━━━ Records supplied ━━━
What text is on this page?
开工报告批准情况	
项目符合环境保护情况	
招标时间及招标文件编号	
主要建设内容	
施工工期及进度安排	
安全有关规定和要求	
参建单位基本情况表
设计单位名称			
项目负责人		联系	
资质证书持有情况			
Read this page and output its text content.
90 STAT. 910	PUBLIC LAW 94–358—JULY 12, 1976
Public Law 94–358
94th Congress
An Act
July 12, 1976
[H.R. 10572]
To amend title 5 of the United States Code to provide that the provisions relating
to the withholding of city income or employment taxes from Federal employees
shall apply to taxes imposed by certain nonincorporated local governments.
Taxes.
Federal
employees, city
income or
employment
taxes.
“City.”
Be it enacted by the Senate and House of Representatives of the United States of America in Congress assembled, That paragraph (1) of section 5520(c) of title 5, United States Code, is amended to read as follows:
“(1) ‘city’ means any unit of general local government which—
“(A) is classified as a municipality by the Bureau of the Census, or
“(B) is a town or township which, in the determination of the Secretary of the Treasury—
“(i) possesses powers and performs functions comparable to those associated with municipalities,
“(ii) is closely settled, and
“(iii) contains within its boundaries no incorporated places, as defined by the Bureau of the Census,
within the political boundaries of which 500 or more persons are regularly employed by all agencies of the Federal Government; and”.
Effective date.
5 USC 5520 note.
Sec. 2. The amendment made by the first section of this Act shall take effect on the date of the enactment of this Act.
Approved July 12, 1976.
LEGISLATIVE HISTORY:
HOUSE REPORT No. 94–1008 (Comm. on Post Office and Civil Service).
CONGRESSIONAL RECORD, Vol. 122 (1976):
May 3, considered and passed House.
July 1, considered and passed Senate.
━━━
Write out every line of the records exactly.

What text is on this page?
开工报告批准情况	
项目符合环境保护情况	
招标时间及招标文件编号	
主要建设内容	
施工工期及进度安排	
安全有关规定和要求	
参建单位基本情况表
设计单位名称			
项目负责人		联系	
资质证书持有情况			
Read this page and output its text content.
90 STAT. 910	PUBLIC LAW 94–358—JULY 12, 1976
Public Law 94–358
94th Congress
An Act
July 12, 1976
[H.R. 10572]
To amend title 5 of the United States Code to provide that the provisions relating
to the withholding of city income or employment taxes from Federal employees
shall apply to taxes imposed by certain nonincorporated local governments.
Taxes.
Federal
employees, city
income or
employment
taxes.
“City.”
Be it enacted by the Senate and House of Representatives of the United States of America in Congress assembled, That paragraph (1) of section 5520(c) of title 5, United States Code, is amended to read as follows:
“(1) ‘city’ means any unit of general local government which—
“(A) is classified as a municipality by the Bureau of the Census, or
“(B) is a town or township which, in the determination of the Secretary of the Treasury—
“(i) possesses powers and performs functions comparable to those associated with municipalities,
“(ii) is closely settled, and
“(iii) contains within its boundaries no incorporated places, as defined by the Bureau of the Census,
within the political boundaries of which 500 or more persons are regularly employed by all agencies of the Federal Government; and”.
Effective date.
5 USC 5520 note.
Sec. 2. The amendment made by the first section of this Act shall take effect on the date of the enactment of this Act.
Approved July 12, 1976.
LEGISLATIVE HISTORY:
HOUSE REPORT No. 94–1008 (Comm. on Post Office and Civil Service).
CONGRESSIONAL RECORD, Vol. 122 (1976):
May 3, considered and passed House.
July 1, considered and passed Senate.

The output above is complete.